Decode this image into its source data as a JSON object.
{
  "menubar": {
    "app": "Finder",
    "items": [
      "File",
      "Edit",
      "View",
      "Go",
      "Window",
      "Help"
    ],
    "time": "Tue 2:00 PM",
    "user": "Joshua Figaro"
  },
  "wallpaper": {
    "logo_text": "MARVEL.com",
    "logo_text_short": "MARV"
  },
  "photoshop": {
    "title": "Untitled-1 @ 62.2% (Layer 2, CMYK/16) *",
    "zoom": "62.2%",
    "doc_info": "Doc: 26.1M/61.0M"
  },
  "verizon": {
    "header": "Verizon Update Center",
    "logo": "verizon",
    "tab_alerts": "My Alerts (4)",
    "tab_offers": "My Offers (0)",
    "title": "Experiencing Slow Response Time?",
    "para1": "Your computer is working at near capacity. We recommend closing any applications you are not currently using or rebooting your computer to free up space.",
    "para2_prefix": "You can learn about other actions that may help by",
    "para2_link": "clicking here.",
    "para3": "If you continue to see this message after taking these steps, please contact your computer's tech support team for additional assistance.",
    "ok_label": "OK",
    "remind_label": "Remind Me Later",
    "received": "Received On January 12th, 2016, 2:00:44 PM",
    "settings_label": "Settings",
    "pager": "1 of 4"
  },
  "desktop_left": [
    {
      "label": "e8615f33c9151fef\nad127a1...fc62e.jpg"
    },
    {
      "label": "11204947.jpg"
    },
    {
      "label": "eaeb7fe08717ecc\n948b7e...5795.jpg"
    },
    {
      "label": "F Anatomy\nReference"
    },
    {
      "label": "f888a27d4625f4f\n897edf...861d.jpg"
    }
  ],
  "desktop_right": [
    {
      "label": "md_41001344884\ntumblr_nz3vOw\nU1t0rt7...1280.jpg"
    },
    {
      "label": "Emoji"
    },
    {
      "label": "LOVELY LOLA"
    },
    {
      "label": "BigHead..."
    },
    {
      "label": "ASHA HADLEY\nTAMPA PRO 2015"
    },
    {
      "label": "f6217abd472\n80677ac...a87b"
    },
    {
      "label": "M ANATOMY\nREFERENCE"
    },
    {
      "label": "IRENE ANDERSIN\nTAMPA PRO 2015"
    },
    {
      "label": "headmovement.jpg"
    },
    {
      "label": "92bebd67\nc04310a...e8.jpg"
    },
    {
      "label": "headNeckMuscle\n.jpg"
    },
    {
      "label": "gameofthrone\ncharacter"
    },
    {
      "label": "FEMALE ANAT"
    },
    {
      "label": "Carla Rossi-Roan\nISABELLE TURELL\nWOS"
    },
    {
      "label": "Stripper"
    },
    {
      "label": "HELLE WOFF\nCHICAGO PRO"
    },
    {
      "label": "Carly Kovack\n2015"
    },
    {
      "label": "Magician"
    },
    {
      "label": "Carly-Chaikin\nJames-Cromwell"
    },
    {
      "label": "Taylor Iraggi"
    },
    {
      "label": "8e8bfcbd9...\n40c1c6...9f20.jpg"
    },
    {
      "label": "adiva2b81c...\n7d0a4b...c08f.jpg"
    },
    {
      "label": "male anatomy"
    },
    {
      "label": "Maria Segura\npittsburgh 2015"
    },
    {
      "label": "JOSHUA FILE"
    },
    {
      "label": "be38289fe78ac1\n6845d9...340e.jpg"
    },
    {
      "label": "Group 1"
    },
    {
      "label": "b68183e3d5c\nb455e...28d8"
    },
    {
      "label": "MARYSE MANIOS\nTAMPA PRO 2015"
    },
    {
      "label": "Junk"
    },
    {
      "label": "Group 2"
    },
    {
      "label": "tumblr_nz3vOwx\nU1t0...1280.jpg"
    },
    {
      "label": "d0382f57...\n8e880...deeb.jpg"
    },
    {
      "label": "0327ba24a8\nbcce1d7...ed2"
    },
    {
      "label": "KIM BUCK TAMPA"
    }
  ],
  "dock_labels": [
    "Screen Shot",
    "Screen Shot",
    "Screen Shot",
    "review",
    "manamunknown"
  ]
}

*Task instructions*. Copy every line above in which the string "this" shows up.

*Response below*.
Decode this image into its source data as a JSON object.
    "para3": "If you continue to see this message after taking these steps, please contact your computer's tech support team for additional assistance.",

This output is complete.